WORK TO BE COMPLETED => Locate every line that holds the string "无法挽回过去" and copy it.
>> Start SUPPLIED ENTRIES
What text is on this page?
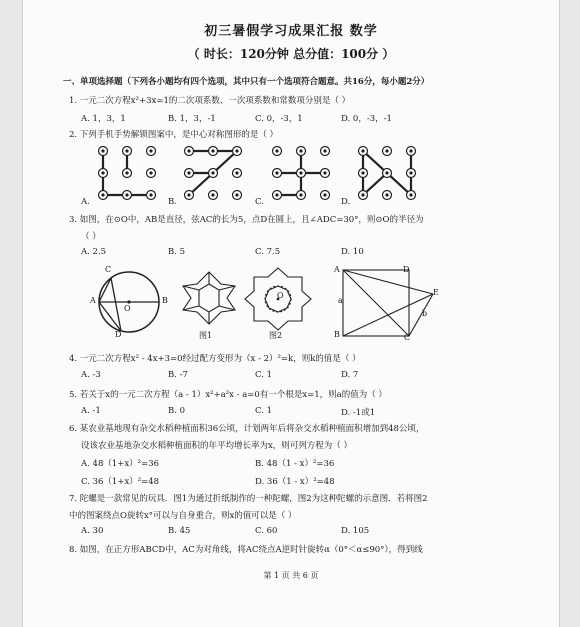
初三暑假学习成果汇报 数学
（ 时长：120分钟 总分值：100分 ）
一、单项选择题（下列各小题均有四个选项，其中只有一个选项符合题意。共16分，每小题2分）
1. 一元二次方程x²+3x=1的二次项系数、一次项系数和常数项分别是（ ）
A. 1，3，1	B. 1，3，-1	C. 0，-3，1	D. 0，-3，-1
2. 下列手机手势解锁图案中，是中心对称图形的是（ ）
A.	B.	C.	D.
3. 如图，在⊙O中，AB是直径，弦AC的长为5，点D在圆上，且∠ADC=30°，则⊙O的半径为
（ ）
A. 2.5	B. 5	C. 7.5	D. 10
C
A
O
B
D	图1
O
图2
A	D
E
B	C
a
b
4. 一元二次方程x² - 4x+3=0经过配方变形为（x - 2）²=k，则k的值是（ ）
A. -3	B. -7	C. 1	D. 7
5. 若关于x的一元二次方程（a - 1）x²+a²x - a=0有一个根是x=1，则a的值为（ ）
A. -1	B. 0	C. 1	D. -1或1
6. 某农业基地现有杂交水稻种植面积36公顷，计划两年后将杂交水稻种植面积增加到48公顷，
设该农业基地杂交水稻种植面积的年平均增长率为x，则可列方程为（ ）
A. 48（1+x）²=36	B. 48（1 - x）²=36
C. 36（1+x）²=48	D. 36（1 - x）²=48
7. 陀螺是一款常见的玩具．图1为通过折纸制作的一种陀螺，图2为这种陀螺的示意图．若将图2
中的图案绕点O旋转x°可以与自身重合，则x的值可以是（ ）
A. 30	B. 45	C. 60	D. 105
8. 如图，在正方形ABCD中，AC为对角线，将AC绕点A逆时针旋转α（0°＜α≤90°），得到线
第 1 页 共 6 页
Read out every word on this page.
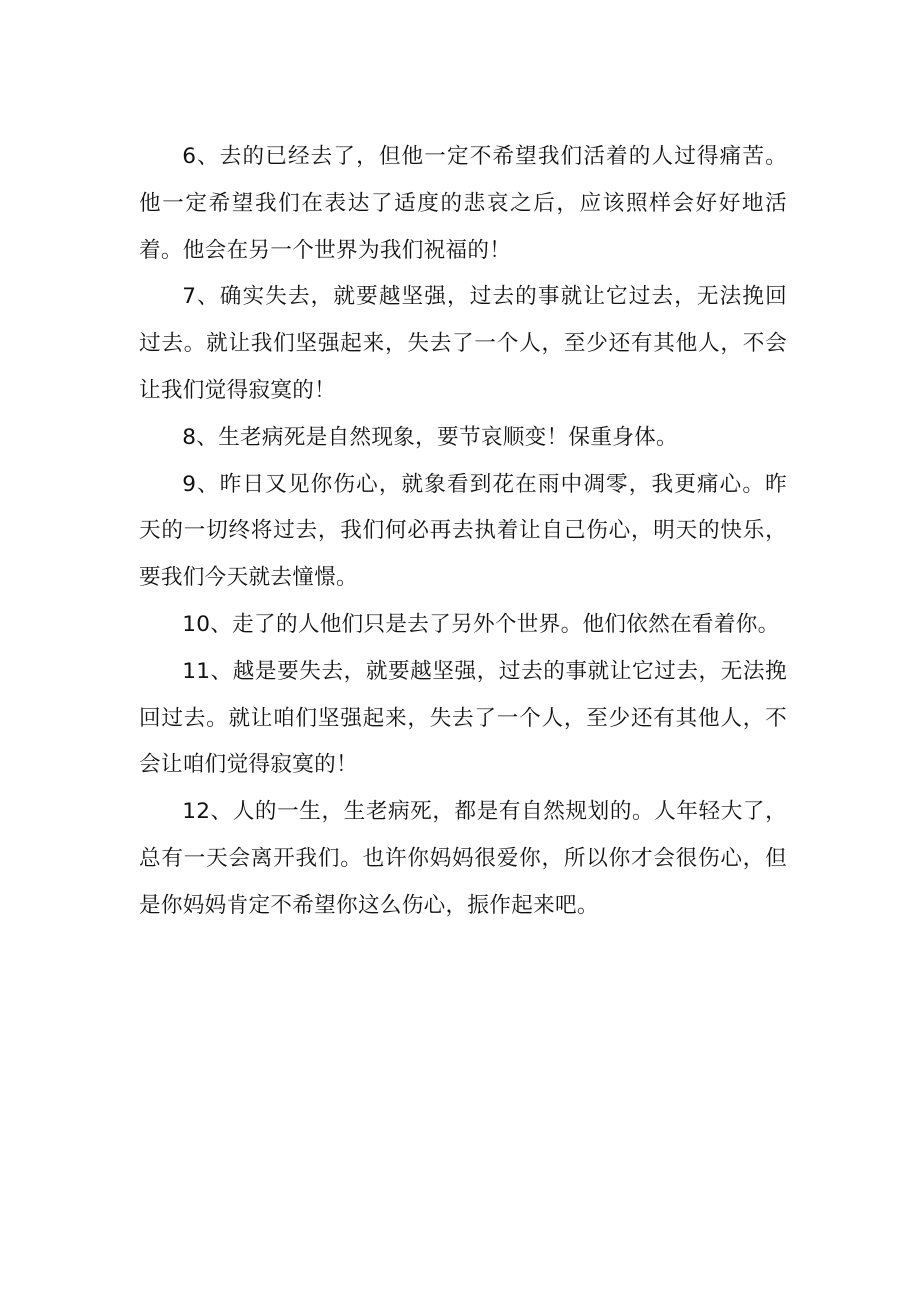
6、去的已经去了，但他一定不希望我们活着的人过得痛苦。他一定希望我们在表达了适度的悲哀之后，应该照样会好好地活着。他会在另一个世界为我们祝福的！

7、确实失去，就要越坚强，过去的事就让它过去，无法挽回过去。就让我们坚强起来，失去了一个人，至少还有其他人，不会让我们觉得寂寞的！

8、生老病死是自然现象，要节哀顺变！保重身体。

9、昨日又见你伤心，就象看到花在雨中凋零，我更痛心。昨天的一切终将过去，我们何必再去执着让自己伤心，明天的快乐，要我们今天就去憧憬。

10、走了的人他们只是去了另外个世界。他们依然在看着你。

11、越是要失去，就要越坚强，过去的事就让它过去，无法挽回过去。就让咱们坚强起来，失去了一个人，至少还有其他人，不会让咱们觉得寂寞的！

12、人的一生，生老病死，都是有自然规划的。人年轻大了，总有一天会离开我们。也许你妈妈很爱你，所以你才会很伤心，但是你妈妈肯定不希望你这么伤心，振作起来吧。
>> End SUPPLIED ENTRIES
>> Start SUPPLIED ENTRIES
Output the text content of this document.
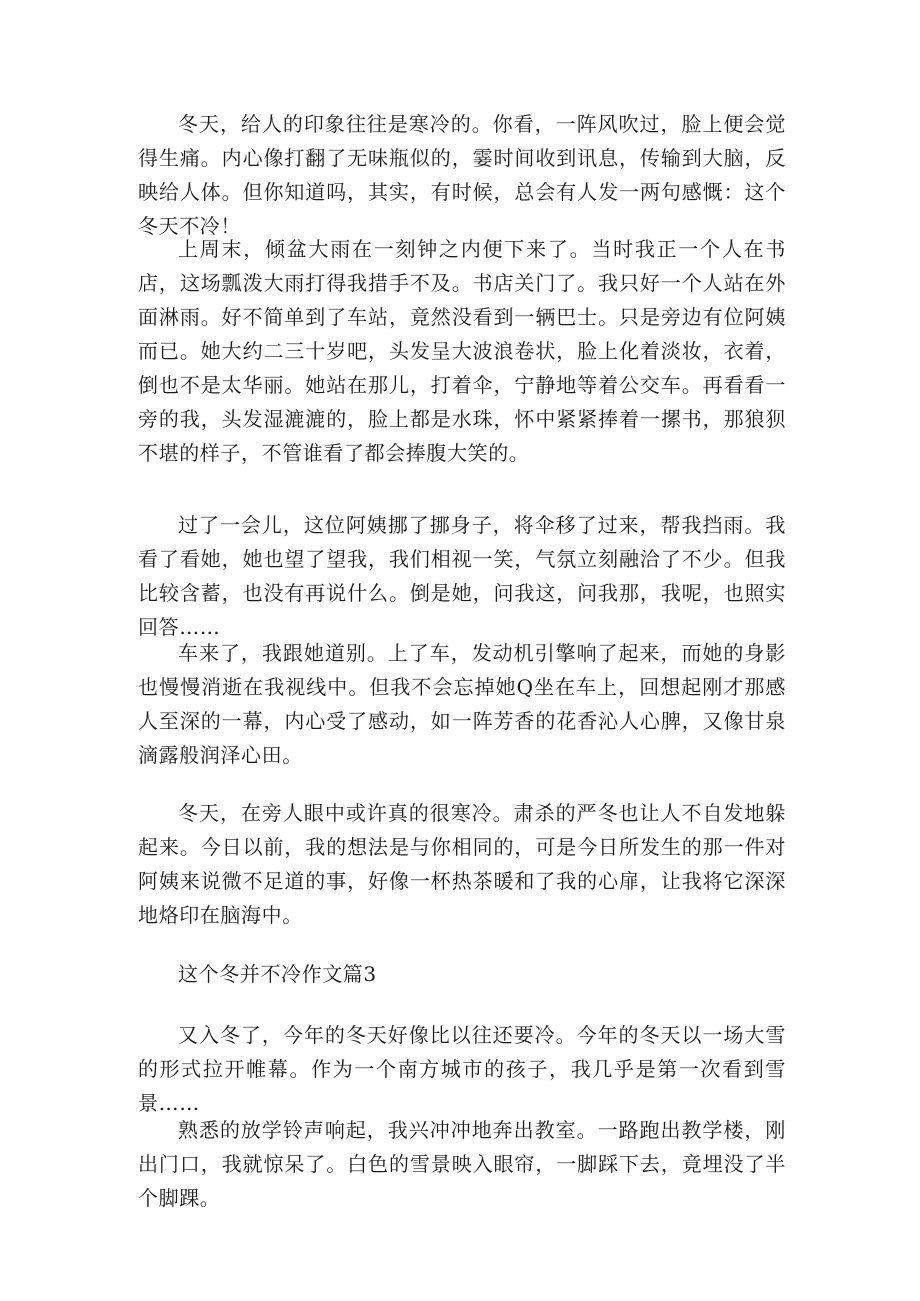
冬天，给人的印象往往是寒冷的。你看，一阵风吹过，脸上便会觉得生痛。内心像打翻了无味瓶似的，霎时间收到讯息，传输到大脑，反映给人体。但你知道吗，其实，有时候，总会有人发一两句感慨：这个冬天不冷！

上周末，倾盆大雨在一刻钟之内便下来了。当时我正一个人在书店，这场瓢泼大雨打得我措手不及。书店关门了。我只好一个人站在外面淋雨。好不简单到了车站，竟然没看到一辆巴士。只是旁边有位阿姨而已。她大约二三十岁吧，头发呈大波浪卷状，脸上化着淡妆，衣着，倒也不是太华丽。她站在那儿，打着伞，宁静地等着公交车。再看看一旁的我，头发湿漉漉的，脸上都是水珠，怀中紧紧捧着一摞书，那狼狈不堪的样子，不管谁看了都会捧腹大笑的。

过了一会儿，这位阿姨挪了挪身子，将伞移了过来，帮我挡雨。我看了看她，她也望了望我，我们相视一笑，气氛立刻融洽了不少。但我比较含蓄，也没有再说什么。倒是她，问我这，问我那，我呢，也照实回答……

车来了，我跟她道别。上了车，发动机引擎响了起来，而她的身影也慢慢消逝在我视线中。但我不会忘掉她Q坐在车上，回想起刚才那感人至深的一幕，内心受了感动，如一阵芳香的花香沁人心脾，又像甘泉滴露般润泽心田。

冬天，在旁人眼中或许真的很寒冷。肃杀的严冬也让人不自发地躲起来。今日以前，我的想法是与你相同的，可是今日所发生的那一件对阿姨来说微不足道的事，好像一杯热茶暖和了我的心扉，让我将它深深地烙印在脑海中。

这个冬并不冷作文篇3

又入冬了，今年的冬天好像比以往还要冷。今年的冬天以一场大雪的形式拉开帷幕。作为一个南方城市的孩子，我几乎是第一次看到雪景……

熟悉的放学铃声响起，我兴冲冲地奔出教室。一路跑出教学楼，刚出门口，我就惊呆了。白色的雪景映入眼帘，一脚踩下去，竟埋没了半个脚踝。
>> End SUPPLIED ENTRIES
RESULT OF THE EXERCISE =>
7、确实失去，就要越坚强，过去的事就让它过去，无法挽回过去。就让我们坚强起来，失去了一个人，至少还有其他人，不会让我们觉得寂寞的！
11、越是要失去，就要越坚强，过去的事就让它过去，无法挽回过去。就让咱们坚强起来，失去了一个人，至少还有其他人，不会让咱们觉得寂寞的！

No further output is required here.